═════ Exercise input ═════
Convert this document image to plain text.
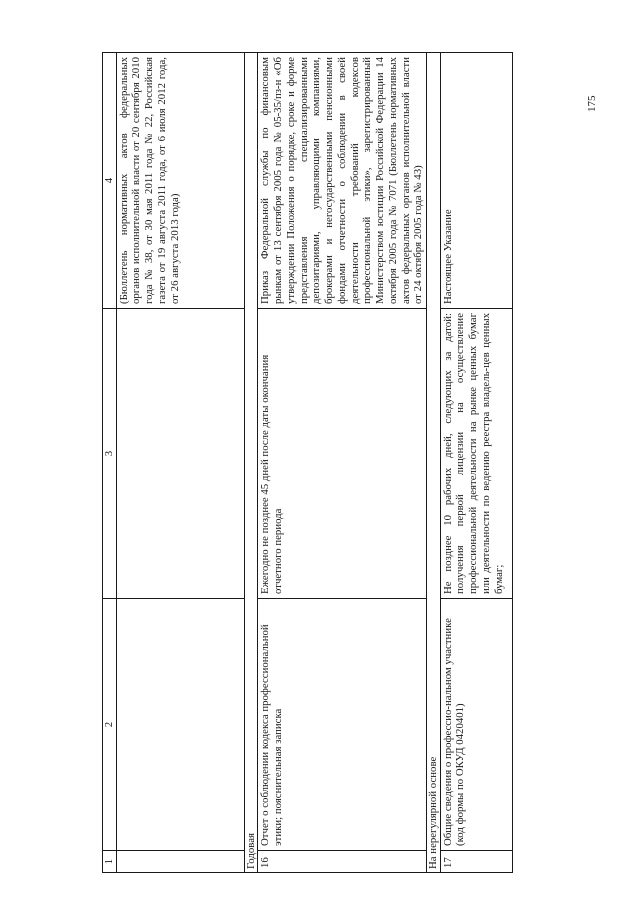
175
1	2	3	4
			(Бюллетень нормативных актов федеральных органов исполнительной власти от 20 сентября 2010 года № 38, от 30 мая 2011 года № 22, Российская газета от 19 августа 2011 года, от 6 июля 2012 года, от 26 августа 2013 года)
Годовая			
16	Отчет о соблюдении кодекса профессиональной этики; пояснительная записка	Ежегодно не позднее 45 дней после даты окончания отчетного периода	Приказ Федеральной службы по финансовым рынкам от 13 сентября 2005 года № 05-35/пз-н «Об утверждении Положения о порядке, сроке и форме представления специализированными депозитариями, управляющими компаниями, брокерами и негосударственными пенсионными фондами отчетности о соблюдении в своей деятельности требований кодексов профессиональной этики», зарегистрированный Министерством юстиции Российской Федерации 14 октября 2005 года № 7071 (Бюллетень нормативных актов федеральных органов исполнительной власти от 24 октября 2005 года № 43)
На нерегулярной основе			
17	Общие сведения о профессио-нальном участнике (код формы по ОКУД 0420401)	Не позднее 10 рабочих дней, следующих за датой: получения первой лицензии на осуществление профессиональной деятельности на рынке ценных бумаг или деятельности по ведению реестра владель-цев ценных бумаг;	Настоящее Указание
═════
__Prompt__: A line counts if it holds the word "власти". Work out how many lines in the listing count, and give only that number.

__Output for this task__: 2